> **Task brief**: Write out the material again word for word, dropping any images it holds.
--- Begin ---
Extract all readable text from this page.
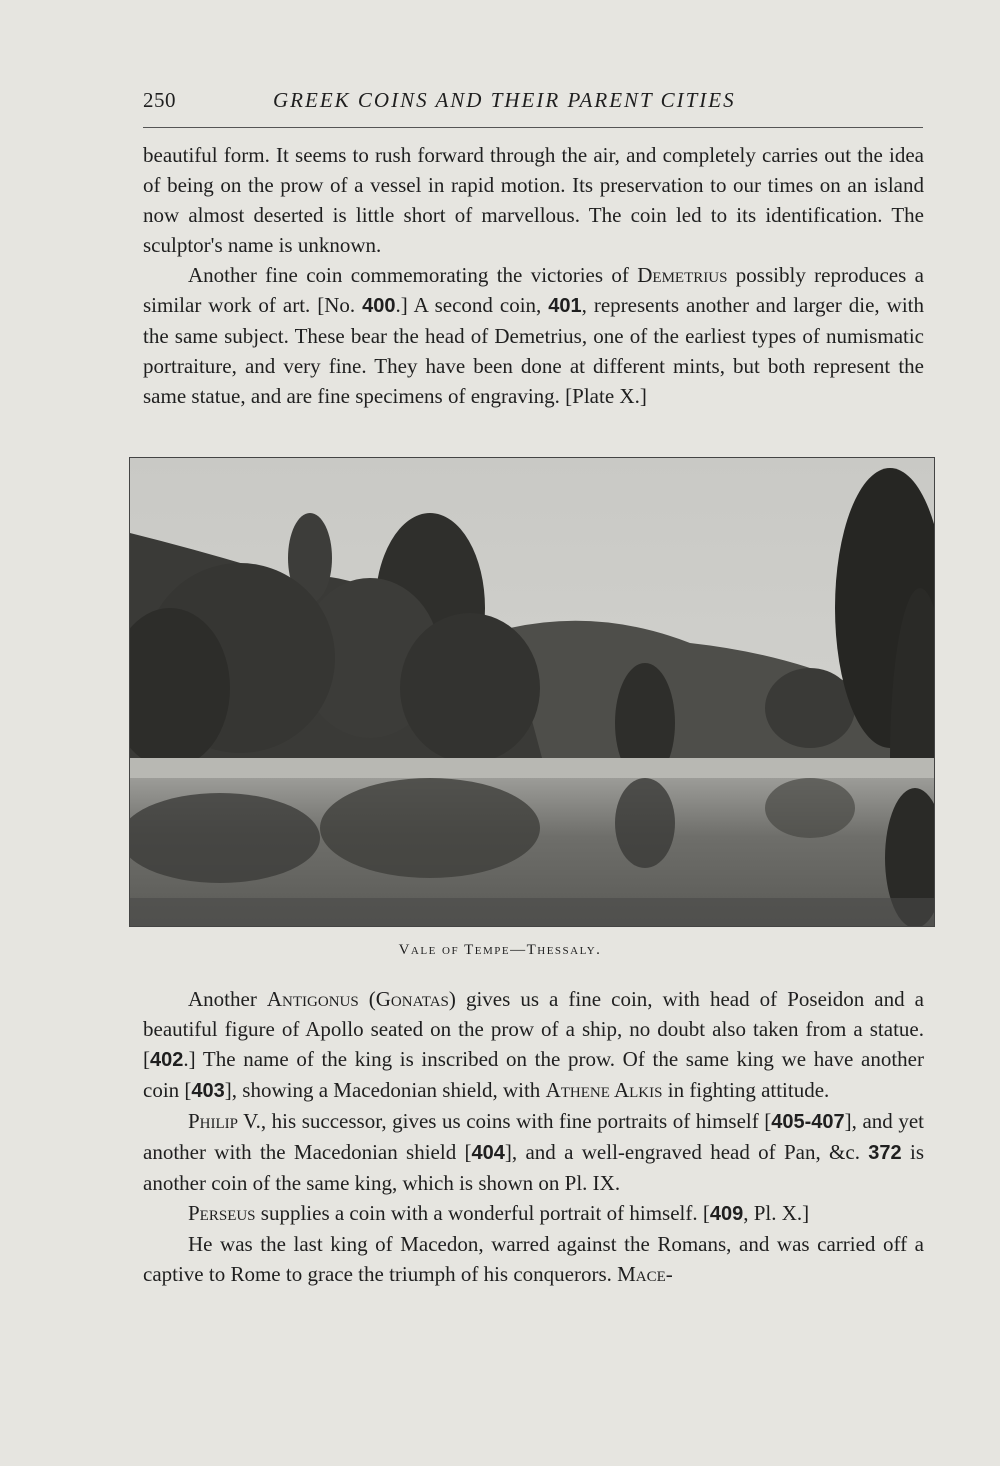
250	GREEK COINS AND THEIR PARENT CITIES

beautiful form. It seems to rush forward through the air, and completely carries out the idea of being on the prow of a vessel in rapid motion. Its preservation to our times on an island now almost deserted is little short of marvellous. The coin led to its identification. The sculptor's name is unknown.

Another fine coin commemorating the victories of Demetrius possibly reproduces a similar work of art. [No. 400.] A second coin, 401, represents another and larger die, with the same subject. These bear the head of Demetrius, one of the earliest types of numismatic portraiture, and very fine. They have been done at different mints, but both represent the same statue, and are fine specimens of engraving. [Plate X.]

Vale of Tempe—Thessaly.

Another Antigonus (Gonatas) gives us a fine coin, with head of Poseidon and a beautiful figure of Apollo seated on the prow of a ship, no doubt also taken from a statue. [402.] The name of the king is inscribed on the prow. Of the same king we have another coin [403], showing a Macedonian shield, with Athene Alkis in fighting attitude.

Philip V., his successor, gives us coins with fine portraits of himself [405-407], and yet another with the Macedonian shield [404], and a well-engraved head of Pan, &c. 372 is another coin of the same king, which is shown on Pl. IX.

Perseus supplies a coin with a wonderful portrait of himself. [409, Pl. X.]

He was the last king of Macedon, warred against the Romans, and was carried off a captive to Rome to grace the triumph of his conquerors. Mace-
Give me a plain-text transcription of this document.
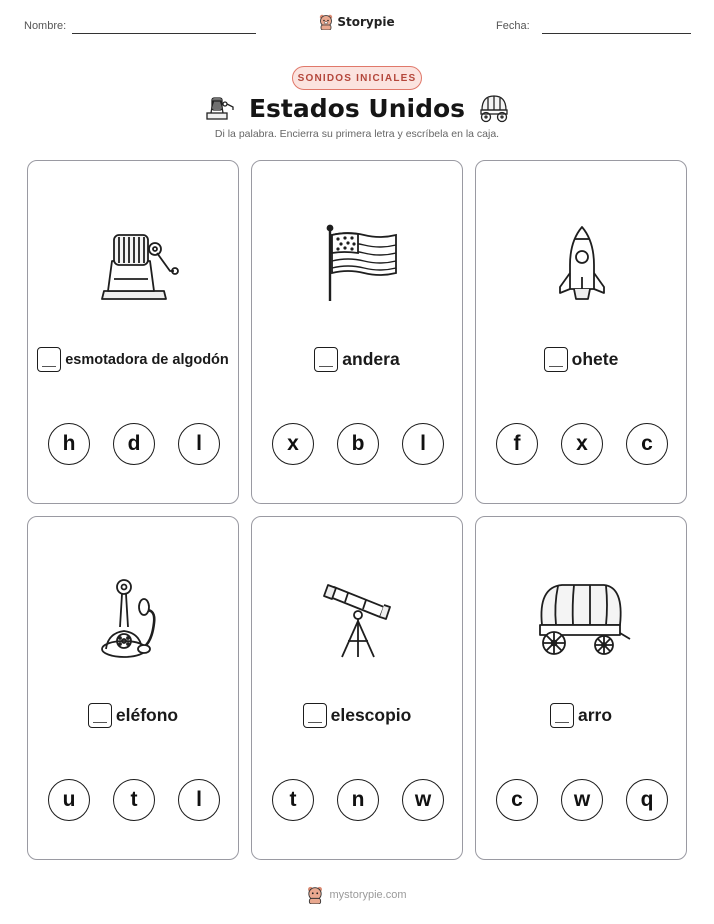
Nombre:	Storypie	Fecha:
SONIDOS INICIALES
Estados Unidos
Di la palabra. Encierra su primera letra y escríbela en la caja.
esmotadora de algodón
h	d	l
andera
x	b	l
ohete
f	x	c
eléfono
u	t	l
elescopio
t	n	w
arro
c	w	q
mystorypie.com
--- End ---
> **Finished answer**:
Extract all readable text from this page.
250	GREEK COINS AND THEIR PARENT CITIES

beautiful form. It seems to rush forward through the air, and completely carries out the idea of being on the prow of a vessel in rapid motion. Its preservation to our times on an island now almost deserted is little short of marvellous. The coin led to its identification. The sculptor's name is unknown.

Another fine coin commemorating the victories of Demetrius possibly reproduces a similar work of art. [No. 400.] A second coin, 401, represents another and larger die, with the same subject. These bear the head of Demetrius, one of the earliest types of numismatic portraiture, and very fine. They have been done at different mints, but both represent the same statue, and are fine specimens of engraving. [Plate X.]

Vale of Tempe—Thessaly.

Another Antigonus (Gonatas) gives us a fine coin, with head of Poseidon and a beautiful figure of Apollo seated on the prow of a ship, no doubt also taken from a statue. [402.] The name of the king is inscribed on the prow. Of the same king we have another coin [403], showing a Macedonian shield, with Athene Alkis in fighting attitude.

Philip V., his successor, gives us coins with fine portraits of himself [405-407], and yet another with the Macedonian shield [404], and a well-engraved head of Pan, &c. 372 is another coin of the same king, which is shown on Pl. IX.

Perseus supplies a coin with a wonderful portrait of himself. [409, Pl. X.]

He was the last king of Macedon, warred against the Romans, and was carried off a captive to Rome to grace the triumph of his conquerors. Mace-
Give me a plain-text transcription of this document.
Nombre:	Storypie	Fecha:
SONIDOS INICIALES
Estados Unidos
Di la palabra. Encierra su primera letra y escríbela en la caja.
esmotadora de algodón
h	d	l
andera
x	b	l
ohete
f	x	c
eléfono
u	t	l
elescopio
t	n	w
arro
c	w	q
mystorypie.com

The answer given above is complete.